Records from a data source
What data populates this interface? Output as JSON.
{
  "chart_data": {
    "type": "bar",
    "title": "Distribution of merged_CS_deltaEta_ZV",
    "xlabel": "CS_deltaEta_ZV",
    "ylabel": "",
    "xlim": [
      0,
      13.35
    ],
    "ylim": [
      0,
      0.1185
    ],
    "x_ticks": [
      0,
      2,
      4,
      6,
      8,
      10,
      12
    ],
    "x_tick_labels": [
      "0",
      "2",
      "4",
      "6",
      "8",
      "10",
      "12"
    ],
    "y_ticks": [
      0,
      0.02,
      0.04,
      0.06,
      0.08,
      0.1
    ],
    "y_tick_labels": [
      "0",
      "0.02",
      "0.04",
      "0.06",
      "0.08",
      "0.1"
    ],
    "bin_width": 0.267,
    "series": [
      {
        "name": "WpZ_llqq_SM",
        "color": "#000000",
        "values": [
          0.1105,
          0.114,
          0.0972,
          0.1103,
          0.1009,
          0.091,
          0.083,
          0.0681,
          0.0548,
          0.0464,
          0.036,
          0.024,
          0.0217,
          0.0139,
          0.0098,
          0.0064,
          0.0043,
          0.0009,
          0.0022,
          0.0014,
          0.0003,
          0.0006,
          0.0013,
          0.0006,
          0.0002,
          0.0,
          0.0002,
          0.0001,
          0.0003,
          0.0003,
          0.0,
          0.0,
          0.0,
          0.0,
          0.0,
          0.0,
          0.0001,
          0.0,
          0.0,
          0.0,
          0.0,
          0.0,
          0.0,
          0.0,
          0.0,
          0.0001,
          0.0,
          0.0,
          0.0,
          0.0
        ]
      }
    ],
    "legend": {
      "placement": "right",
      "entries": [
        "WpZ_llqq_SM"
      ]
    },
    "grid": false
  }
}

- [REQUIRED TASK]: Return all of the data precisely as it appears.

- [SOLUTION FOR THIS PROBLEM]:
What data populates this interface? Output as JSON.
{
  "chart_data": {
    "type": "bar",
    "title": "Distribution of merged_CS_deltaEta_ZV",
    "xlabel": "CS_deltaEta_ZV",
    "ylabel": "",
    "xlim": [
      0,
      13.35
    ],
    "ylim": [
      0,
      0.1185
    ],
    "x_ticks": [
      0,
      2,
      4,
      6,
      8,
      10,
      12
    ],
    "x_tick_labels": [
      "0",
      "2",
      "4",
      "6",
      "8",
      "10",
      "12"
    ],
    "y_ticks": [
      0,
      0.02,
      0.04,
      0.06,
      0.08,
      0.1
    ],
    "y_tick_labels": [
      "0",
      "0.02",
      "0.04",
      "0.06",
      "0.08",
      "0.1"
    ],
    "bin_width": 0.267,
    "series": [
      {
        "name": "WpZ_llqq_SM",
        "color": "#000000",
        "values": [
          0.1105,
          0.114,
          0.0972,
          0.1103,
          0.1009,
          0.091,
          0.083,
          0.0681,
          0.0548,
          0.0464,
          0.036,
          0.024,
          0.0217,
          0.0139,
          0.0098,
          0.0064,
          0.0043,
          0.0009,
          0.0022,
          0.0014,
          0.0003,
          0.0006,
          0.0013,
          0.0006,
          0.0002,
          0.0,
          0.0002,
          0.0001,
          0.0003,
          0.0003,
          0.0,
          0.0,
          0.0,
          0.0,
          0.0,
          0.0,
          0.0001,
          0.0,
          0.0,
          0.0,
          0.0,
          0.0,
          0.0,
          0.0,
          0.0,
          0.0001,
          0.0,
          0.0,
          0.0,
          0.0
        ]
      }
    ],
    "legend": {
      "placement": "right",
      "entries": [
        "WpZ_llqq_SM"
      ]
    },
    "grid": false
  }
}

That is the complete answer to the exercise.